◆ Reading text:
2025 Ringkøbing-Skjern municipal election
| 18 November 2025 |

All 29 seats to the Ringkøbing-Skjern municipal council 15 seats needed for a majority
- Turnout: 31,735 (72.2%) ▲2.1%
|  | First party | Second party | Third party |
|  | V | Æ | K |
| Party | Venstre | Denmark Democrats | Christian Democrats |
| Last election | 11 seats, 34.0% | Did not stand | 6 seats, 19.5% |
| Seats won | 8 | 7 | 5 |
| Seat change | −3 | +7 | −1 |
| Popular vote | 8,310 | 6,786 | 5,598 |
| Percentage | 26.5% | 21.7% | 17.9% |
| Swing | −7.4% | New | −1.6% |
|  | Fourth party | Fifth party | Sixth party |
|  | A | F | I |
| Party | Social Democrats | Green Left | Liberal Alliance |
| Last election | 4 seats, 15.0% | 3 seats, 9.7% | 0 seats, 0.8% |
| Seats won | 3 | 3 | 1 |
| Seat change | −1 | 0 | +1 |
| Popular vote | 3,291 | 2,874 | 1,240 |
| Percentage | 10.5% | 9.2% | 4.0% |
| Swing | −4.4% | −0.5% | +3.1% |
|  | Seventh party | Eighth party | Ninth party |
|  | C | O | D |
| Party | Conservatives | Danish People's Party | New Right |
| Last election | 3 seats, 9.9% | 1 seat, 3.8% | 1 seat, 3.9% |
| Seats won | 1 | 1 | 0 |
| Seat change | −2 | 0 | −1 |
| Popular vote | 1,236 | 734 | 136 |
| Percentage | 3.9% | 2.3% | 0.4% |
| Swing | −6.0% | −1.5% | −3.4% |
| Mayor before election Hans Østergaard Venstre | Mayor after election Lennart Qvist Conservatives |

= 2025 Ringkøbing-Skjern municipal election =

Municipal election in Denmark

The 2025 Ringkøbing-Skjern Municipal election will be held on November 18, 2025, to elect the 29 members to sit in the regional council for the Ringkøbing-Skjern Municipal council, in the period of 2026 to 2029. The election saw a significant result for the Denmark Democrats. Mads Fuglede sought the mayoral position, and looked successful, initially securing the first mayoral position for the party in history. However, Green Left dropped out of the deal, and eventually the Conservatives, who won the mayoral position on a deal between Venstre, the Social Democrats, Green Left and the Conservatives. This would see Lennart Qvist, the only elected politician from the Conservatives in the election, become the next mayor.

◆ Entries provided:
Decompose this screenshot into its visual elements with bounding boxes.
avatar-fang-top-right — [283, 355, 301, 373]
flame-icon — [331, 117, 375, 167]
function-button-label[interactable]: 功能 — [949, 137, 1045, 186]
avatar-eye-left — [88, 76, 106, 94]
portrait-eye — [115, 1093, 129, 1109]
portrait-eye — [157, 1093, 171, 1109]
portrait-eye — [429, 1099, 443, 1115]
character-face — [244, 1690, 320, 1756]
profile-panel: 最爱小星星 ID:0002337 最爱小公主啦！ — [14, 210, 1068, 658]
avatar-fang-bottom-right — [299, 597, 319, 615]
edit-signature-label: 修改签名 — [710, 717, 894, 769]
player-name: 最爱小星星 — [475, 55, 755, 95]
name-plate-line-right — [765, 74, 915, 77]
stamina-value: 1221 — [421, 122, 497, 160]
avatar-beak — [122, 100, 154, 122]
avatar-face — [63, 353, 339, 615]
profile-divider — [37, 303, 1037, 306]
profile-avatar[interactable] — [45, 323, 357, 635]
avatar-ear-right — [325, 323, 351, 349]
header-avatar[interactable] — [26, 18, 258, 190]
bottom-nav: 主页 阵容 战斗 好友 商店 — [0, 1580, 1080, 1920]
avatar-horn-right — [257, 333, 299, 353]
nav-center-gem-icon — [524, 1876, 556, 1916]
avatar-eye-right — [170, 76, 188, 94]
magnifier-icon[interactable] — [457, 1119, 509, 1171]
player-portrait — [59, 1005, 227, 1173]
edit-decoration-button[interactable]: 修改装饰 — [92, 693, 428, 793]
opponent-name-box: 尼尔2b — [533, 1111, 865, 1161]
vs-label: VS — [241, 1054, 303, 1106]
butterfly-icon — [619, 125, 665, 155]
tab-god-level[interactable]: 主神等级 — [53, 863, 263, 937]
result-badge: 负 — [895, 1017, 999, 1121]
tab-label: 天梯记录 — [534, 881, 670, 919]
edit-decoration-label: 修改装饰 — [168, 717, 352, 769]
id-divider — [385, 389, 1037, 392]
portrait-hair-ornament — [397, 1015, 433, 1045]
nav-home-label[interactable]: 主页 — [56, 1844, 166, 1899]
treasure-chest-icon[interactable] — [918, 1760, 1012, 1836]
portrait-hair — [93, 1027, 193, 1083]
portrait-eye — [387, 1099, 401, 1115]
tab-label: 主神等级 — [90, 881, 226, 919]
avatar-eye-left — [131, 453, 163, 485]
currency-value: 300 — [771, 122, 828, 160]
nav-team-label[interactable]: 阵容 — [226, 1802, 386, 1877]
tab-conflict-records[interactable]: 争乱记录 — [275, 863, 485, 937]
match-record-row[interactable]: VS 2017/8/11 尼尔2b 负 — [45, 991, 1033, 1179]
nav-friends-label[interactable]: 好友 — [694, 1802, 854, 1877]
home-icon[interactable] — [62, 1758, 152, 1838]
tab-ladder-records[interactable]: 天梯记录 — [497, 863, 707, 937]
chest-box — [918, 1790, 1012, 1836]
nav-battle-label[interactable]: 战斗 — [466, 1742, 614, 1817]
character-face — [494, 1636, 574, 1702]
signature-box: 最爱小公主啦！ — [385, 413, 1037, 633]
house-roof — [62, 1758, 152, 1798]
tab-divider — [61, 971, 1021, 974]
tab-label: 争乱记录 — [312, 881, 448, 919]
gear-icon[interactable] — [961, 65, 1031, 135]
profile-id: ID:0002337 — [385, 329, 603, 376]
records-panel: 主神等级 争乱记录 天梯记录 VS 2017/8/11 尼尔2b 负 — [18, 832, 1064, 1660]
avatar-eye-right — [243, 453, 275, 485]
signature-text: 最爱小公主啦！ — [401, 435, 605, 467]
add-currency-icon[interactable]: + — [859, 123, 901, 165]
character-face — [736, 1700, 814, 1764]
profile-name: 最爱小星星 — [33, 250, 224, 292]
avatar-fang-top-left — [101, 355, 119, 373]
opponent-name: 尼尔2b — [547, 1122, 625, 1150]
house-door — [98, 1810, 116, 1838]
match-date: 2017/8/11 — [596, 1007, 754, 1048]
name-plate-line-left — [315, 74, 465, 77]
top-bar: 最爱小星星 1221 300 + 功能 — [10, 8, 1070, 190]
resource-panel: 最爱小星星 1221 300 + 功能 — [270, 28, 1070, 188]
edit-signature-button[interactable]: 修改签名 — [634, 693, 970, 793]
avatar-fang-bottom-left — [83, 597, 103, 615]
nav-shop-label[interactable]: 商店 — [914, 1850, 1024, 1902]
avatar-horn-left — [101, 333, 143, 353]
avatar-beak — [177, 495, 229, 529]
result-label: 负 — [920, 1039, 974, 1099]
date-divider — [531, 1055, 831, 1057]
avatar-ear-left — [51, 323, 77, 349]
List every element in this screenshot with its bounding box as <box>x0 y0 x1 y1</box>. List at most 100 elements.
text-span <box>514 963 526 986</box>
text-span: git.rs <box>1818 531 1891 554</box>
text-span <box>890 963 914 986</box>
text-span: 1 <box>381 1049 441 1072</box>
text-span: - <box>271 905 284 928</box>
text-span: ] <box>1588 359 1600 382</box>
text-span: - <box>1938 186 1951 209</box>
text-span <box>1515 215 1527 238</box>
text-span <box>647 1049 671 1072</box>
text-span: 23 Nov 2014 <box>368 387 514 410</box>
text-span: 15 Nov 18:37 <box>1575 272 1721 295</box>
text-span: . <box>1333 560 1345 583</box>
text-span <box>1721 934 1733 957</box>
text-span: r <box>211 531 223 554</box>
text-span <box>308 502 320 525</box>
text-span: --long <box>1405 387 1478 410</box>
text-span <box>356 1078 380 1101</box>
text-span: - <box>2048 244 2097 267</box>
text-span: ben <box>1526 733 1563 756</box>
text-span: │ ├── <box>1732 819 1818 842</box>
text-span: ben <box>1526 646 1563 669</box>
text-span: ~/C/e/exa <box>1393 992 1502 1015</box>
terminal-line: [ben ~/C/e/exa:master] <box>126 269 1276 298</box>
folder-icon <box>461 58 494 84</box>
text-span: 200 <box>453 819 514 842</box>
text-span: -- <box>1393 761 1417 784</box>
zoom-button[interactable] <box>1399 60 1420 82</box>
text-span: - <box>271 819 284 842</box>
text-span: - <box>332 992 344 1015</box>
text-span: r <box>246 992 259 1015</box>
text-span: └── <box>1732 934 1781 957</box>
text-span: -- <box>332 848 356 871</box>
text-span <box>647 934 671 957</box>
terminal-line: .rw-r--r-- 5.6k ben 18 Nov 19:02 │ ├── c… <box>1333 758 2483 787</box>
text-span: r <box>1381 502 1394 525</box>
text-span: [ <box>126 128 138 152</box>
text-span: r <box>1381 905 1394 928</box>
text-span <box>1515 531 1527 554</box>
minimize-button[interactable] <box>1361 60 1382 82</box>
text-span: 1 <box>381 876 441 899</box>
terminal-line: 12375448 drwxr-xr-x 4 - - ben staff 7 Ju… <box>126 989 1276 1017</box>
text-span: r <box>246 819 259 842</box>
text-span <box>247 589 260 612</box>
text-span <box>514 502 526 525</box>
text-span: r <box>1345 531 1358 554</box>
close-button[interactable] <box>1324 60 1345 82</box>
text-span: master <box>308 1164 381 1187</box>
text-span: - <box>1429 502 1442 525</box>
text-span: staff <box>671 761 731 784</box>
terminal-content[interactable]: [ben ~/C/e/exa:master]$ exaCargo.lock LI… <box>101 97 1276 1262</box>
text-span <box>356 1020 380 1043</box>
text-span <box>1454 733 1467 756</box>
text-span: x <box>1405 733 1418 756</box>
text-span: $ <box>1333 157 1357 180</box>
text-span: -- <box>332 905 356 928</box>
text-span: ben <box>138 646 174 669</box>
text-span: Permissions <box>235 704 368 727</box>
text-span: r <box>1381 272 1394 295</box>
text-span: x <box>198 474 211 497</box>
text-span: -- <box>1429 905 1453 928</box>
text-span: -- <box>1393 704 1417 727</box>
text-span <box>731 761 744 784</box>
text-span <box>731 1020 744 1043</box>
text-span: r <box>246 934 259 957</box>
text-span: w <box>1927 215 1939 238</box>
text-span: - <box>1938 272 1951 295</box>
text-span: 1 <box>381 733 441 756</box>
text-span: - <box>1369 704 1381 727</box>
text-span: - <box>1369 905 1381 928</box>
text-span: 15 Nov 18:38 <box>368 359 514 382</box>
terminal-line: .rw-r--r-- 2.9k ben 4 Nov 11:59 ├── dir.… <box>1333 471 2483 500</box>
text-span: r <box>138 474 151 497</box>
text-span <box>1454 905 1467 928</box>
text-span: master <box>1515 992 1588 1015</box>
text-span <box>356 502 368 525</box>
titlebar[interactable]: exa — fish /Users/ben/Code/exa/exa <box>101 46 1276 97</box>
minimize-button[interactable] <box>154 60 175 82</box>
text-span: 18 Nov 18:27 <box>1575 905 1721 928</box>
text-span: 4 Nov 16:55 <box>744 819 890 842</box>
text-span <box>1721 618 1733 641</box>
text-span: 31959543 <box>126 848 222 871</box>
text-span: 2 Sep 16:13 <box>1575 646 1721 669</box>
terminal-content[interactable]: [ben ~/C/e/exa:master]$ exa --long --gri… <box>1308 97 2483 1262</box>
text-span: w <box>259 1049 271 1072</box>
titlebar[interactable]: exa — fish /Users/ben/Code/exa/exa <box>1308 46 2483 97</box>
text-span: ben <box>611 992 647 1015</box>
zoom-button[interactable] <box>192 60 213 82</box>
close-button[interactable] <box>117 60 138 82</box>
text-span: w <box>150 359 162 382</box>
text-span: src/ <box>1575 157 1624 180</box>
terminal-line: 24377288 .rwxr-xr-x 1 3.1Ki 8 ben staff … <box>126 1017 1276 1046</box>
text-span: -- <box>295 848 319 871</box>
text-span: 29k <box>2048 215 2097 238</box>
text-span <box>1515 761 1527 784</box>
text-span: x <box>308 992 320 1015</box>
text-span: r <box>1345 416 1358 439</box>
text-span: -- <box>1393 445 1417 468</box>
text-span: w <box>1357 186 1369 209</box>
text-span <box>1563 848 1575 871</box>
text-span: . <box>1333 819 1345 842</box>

◆ Requirement 1:
Answer these questions using the text on the 2025 Ringkøbing-Skjern municipal election.
(a) What was the voter turnout, as a percentage?
(b) How many seats did the Christian Democrats win?
(c) Who became mayor after the election, and for which party?
◆ Requirement 2: Repeat the part of the text on the 2025 Ringkøbing-Skjern municipal election, starting at "Municipal election in" and ending at "the next mayor.".

◆ Output 1:
(a) 72.2%
(b) 5
(c) Lennart Qvist, for the Conservatives

◆ Output 2:
Municipal election in Denmark

The 2025 Ringkøbing-Skjern Municipal election will be held on November 18, 2025, to elect the 29 members to sit in the regional council for the Ringkøbing-Skjern Municipal council, in the period of 2026 to 2029. The election saw a significant result for the Denmark Democrats. Mads Fuglede sought the mayoral position, and looked successful, initially securing the first mayoral position for the party in history. However, Green Left dropped out of the deal, and eventually the Conservatives, who won the mayoral position on a deal between Venstre, the Social Democrats, Green Left and the Conservatives. This would see Lennart Qvist, the only elected politician from the Conservatives in the election, become the next mayor.